### [Task brief]
Filter the data for lines with the word "головки", then copy every line so identified.

═════ Exercise inputs ═════

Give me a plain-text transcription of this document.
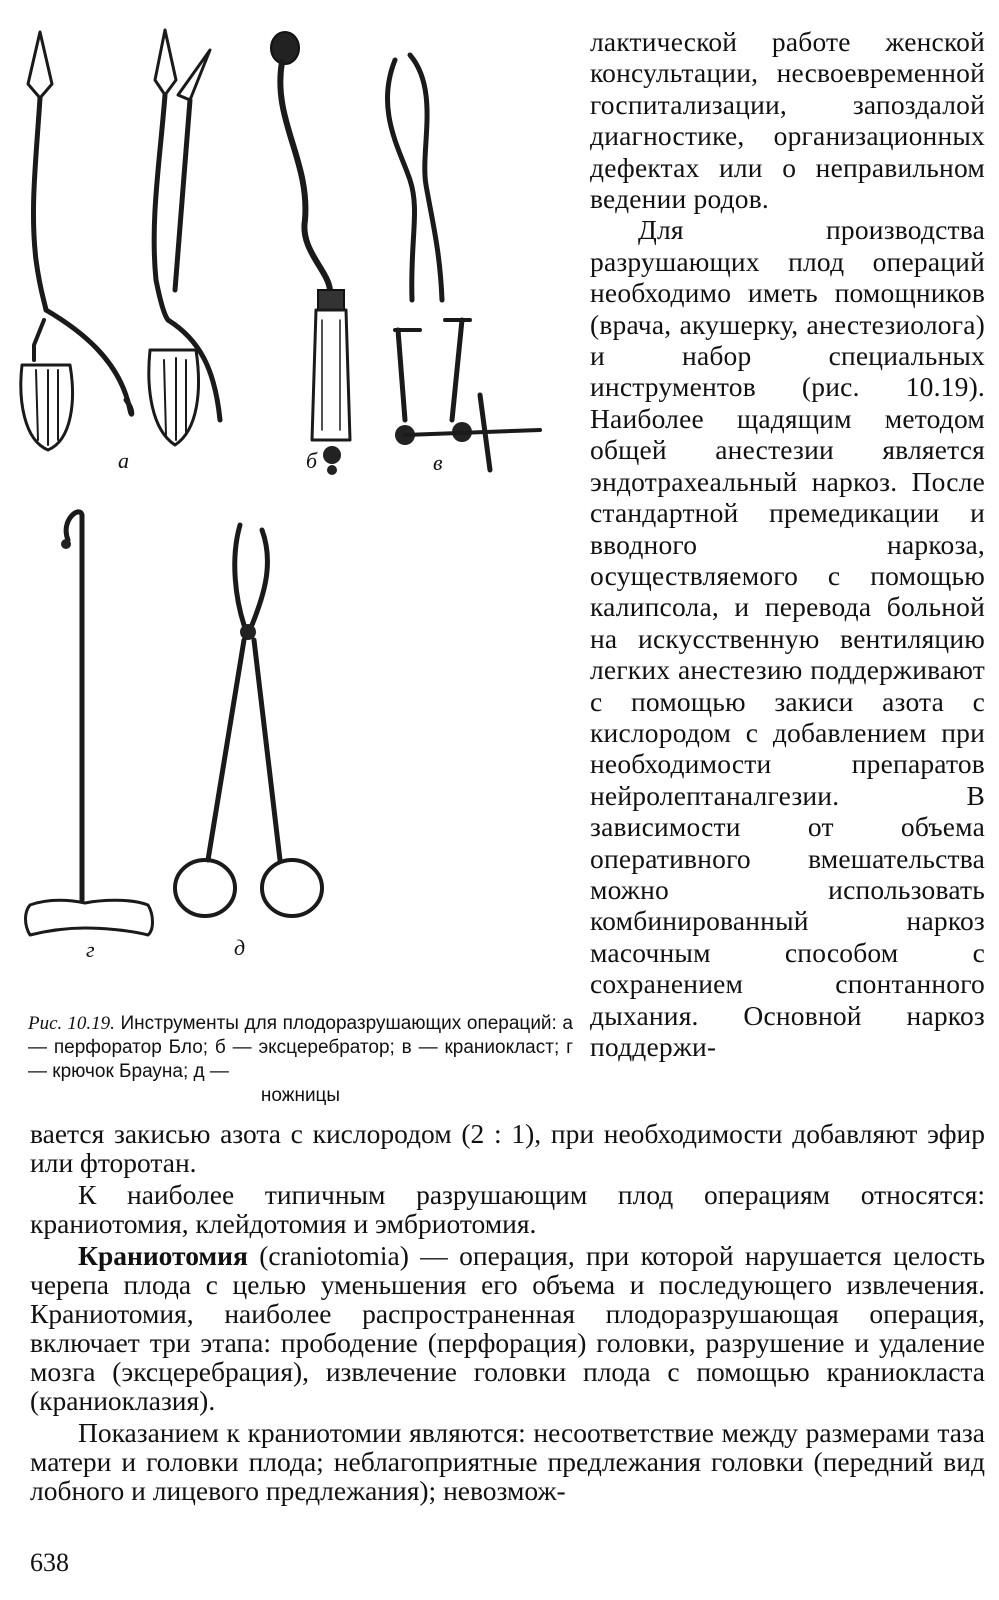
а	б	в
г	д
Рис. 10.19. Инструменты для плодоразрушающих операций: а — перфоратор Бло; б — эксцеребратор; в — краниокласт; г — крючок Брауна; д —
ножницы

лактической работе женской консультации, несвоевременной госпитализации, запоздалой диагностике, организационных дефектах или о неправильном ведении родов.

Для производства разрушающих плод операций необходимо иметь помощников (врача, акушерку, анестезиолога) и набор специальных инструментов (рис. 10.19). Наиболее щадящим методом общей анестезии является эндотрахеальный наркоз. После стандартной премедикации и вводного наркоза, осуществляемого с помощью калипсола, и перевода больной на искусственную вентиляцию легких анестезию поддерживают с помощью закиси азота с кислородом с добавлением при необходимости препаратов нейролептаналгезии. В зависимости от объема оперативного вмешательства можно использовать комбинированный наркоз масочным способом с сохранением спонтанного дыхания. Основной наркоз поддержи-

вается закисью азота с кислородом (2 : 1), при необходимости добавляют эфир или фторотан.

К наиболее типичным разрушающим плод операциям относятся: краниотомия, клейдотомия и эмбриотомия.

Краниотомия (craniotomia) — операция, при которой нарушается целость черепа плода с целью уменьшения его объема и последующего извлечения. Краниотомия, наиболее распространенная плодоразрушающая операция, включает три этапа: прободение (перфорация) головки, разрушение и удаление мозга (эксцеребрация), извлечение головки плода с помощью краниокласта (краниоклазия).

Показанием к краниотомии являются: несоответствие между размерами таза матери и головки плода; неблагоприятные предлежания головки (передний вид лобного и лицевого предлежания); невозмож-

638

═════

### [Result]
Краниотомия (craniotomia) — операция, при которой нарушается целость черепа плода с целью уменьшения его объема и последующего извлечения. Краниотомия, наиболее распространенная плодоразрушающая операция, включает три этапа: прободение (перфорация) головки, разрушение и удаление мозга (эксцеребрация), извлечение головки плода с помощью краниокласта (краниоклазия).
Показанием к краниотомии являются: несоответствие между размерами таза матери и головки плода; неблагоприятные предлежания головки (передний вид лобного и лицевого предлежания); невозмож-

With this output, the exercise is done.